* Begin Text shown *

After the trigger is published, it can be triggered manually by using the Trigger now option. If the start time was set for a value in the past, the pipeline starts immediately.

Monitor pipeline runs

You can monitor trigger runs and their associated pipeline runs on the Monitor tab. Here, you can browse when each pipeline ran and how long it took to run. You can also potentially debug any problems that arose.

Microsoft Fabric

Fabric is an all-in-one analytics solution that sits on top of Microsoft OneLake. With the use of a Fabric lakehouse, you can manage, structure, and analyze data in OneLake in a single location. Any data outside of OneLake, written to Data Lake Storage Gen2, can be connected to OneLake as shortcuts to take advantage of Fabric's suite of tools.

Create shortcuts to metadata tables

Go to the lakehouse created in the prerequisites. In the Explorer view, select the ellipsis menu (...) next to the Tables folder.
Select New shortcut to create a new shortcut to the storage account that contains the DICOM analytics data.
Select Azure Data Lake Storage Gen2 as the source for the shortcut.
Under Connection settings, enter the URL you used in the Linked services section.
Select an existing connection or create a new connection by selecting the Authentication kind you want to use.

Note

There are a few options for authenticating between Data Lake Storage Gen2 and Fabric. You can use an organizational account or a service principal. We don't recommend using account keys or shared access signature tokens.
Select Next.
Enter a Shortcut Name that represents the data created by the Data Factory pipeline. For example, for the instance Delta table, the shortcut name should probably be instance.

* End Text shown *
* Begin Dataset section *

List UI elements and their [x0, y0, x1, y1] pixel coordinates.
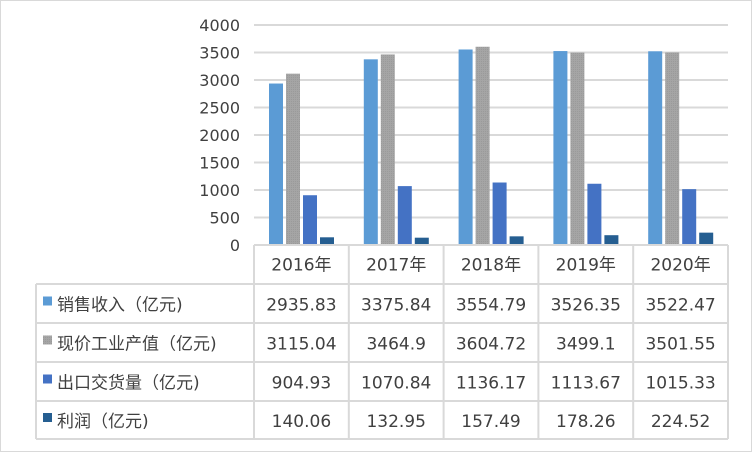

* End Dataset section *

Goals:
A. In the text on pipelines and Fabric, which two authentication methods are not recommended?
B. Go on with the text on pipelines and Fabric from its last sentence.
The lines play no part in this work.

Answers to each task:
A. Account keys and shared access signature tokens.

B.
Enter the Sub Path that matches the ContainerName parameter from run parameters configuration and the name of the table for the shortcut. For example, use /dicom/instance for the Delta table with the path instance in the dicom container.
Select Create to create the shortcut.
Repeat steps 2 to 9 to add the remaining shortcuts to the other Delta tables in the storage account (for example, series and study).

After you create the shortcuts, expand a table to show the names and types of the columns.

Create shortcuts to files

If you're using a DICOM service with Data Lake Storage, you can additionally create a shortcut to the DICOM file data stored in the data lake.

Go to the lakehouse created in the prerequisites. In the Explorer view, select the ellipsis menu (...) next to the Files folder.
Select New shortcut to create a new shortcut to the storage account that contains the DICOM data.
Select Azure Data Lake Storage Gen2 as the source for the shortcut.
Under Connection settings, enter the URL you used in the Linked services section.
Select an existing connection or create a new connection by selecting the Authentication kind you want to use.
Select Next.
Enter a Shortcut Name that describes the DICOM data. For example, contoso-dicom-files.
Enter the Sub Path that matches the name of the storage container and folder used by the DICOM service. For example, if you wanted to link to the root folder the Sub Path would be /dicom/AHDS. Note that the root folder is always AHDS, but you can optionally link to a child folder for a specific workspace or DICOM service instance.
Select Create to create the shortcut.

Run notebooks

After the tables are created in the lakehouse, you can query them from Fabric notebooks. You can create notebooks directly from the lakehouse by selecting Open Notebook from the menu bar.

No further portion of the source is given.